** Start of Information supplied **

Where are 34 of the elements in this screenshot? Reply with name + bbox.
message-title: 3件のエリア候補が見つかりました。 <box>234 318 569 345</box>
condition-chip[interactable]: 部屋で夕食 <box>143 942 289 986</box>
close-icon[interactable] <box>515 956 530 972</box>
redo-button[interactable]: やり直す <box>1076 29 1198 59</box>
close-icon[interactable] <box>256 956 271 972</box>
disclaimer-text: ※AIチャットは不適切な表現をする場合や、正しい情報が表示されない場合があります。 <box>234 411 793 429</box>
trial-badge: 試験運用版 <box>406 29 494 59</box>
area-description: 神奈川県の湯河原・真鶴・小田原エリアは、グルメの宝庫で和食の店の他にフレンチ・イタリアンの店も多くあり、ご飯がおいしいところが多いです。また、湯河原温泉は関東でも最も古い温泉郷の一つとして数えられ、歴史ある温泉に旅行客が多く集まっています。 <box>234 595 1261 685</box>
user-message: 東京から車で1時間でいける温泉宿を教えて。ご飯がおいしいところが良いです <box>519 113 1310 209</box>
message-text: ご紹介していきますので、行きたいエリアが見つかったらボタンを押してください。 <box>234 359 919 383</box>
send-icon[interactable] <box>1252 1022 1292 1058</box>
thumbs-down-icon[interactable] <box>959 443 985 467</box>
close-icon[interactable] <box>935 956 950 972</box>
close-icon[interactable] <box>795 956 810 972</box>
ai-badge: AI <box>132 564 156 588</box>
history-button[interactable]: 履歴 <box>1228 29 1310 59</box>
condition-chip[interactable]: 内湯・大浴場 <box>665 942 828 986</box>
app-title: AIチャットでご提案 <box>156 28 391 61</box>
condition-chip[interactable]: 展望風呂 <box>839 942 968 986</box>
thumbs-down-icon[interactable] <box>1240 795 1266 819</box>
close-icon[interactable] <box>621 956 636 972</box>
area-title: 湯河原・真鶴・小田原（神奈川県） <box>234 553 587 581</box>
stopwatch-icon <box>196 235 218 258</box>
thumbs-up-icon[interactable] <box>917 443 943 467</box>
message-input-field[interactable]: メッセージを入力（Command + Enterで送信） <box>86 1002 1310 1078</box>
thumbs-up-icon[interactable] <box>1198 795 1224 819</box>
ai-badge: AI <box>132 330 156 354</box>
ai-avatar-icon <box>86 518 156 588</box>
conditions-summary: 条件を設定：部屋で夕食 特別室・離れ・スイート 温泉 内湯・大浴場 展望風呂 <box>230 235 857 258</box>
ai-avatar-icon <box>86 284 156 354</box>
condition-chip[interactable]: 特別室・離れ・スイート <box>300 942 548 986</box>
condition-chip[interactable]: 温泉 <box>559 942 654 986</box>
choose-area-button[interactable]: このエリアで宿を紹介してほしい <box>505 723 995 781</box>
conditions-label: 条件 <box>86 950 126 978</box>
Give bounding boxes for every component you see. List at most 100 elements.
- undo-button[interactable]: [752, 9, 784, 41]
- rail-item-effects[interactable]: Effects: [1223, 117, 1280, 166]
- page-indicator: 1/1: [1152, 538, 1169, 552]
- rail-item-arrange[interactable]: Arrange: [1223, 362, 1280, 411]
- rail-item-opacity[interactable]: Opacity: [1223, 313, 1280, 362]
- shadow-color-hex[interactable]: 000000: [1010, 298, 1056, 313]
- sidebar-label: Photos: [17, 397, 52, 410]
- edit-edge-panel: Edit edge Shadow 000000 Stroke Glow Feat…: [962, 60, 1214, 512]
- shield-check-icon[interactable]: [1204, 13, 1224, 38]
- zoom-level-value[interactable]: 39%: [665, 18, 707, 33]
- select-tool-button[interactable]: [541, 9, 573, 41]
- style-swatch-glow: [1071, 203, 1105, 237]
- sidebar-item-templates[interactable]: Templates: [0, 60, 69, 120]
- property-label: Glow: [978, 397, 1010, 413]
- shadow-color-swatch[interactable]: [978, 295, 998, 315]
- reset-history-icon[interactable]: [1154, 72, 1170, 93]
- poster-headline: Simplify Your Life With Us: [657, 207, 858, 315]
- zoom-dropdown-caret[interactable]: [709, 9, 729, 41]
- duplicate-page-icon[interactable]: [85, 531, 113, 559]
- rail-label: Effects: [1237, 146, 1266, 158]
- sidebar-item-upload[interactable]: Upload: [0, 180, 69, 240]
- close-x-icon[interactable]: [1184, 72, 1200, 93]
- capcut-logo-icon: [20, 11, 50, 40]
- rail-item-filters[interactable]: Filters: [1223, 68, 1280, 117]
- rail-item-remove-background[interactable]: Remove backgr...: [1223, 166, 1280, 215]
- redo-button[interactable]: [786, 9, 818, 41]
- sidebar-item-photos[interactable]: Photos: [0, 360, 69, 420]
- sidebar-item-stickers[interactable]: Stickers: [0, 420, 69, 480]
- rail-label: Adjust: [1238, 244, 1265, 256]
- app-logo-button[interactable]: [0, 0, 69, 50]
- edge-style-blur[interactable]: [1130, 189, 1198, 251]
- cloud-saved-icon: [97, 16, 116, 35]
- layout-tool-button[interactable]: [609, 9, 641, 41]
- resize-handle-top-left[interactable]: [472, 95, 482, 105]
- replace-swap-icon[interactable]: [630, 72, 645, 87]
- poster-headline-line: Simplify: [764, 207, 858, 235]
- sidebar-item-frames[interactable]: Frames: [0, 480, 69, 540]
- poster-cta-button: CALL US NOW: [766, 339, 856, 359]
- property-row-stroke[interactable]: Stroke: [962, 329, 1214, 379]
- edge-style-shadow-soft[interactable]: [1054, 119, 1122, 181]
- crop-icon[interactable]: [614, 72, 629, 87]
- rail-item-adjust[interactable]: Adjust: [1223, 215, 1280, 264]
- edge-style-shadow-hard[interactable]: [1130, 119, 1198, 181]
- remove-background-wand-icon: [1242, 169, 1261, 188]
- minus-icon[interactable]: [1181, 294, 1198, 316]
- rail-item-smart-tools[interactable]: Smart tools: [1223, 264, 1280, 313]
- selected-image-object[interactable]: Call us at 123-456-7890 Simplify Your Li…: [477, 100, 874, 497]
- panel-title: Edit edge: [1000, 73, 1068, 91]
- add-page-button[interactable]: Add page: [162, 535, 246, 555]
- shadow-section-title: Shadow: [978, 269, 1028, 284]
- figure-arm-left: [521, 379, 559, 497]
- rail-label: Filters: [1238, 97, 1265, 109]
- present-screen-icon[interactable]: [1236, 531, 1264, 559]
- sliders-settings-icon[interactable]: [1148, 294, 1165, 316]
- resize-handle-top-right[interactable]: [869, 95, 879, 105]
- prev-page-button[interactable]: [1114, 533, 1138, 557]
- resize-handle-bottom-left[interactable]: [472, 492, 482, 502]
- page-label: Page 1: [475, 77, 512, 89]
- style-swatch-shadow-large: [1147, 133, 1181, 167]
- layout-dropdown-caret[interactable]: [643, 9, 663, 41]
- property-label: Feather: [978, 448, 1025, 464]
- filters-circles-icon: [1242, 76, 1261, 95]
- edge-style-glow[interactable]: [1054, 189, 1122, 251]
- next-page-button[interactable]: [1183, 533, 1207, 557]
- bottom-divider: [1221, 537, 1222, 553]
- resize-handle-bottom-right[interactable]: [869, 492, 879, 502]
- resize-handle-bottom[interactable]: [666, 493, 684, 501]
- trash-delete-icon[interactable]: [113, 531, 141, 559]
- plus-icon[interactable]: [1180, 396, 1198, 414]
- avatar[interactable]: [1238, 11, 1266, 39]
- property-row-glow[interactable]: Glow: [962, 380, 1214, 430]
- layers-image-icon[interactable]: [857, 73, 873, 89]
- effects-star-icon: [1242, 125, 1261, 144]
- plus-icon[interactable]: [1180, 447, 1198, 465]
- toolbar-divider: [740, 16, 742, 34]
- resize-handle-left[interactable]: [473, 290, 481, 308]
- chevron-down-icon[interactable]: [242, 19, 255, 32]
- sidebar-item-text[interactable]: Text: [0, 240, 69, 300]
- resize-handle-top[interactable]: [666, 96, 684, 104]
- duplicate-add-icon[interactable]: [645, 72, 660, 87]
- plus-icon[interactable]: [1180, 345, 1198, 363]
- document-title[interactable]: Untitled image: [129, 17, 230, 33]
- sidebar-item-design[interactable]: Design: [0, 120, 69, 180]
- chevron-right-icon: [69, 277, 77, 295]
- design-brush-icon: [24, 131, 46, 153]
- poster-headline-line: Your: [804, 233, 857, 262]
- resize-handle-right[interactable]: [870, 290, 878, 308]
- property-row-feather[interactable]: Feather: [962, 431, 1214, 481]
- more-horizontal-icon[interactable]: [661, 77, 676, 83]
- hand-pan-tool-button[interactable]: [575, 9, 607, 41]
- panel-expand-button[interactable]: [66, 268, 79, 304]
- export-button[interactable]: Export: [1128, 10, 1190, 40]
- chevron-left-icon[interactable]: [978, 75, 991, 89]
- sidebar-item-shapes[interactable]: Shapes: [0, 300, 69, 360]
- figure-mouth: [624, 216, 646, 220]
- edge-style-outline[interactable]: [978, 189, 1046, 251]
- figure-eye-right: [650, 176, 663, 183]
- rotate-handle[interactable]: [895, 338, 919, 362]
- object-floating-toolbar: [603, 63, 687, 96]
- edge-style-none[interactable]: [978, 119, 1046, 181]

** End of Information supplied **

• Aim
Reproduce the stretch of lines from the start through the line containing "close-icon[interactable] <box>515 956", substituting "screen capture" for "screenshot" and leaving everything else unchanged.

• Answer to the problem
Where are 34 of the elements in this screen capture? Reply with name + bbox.
message-title: 3件のエリア候補が見つかりました。 <box>234 318 569 345</box>
condition-chip[interactable]: 部屋で夕食 <box>143 942 289 986</box>
close-icon[interactable] <box>515 956 530 972</box>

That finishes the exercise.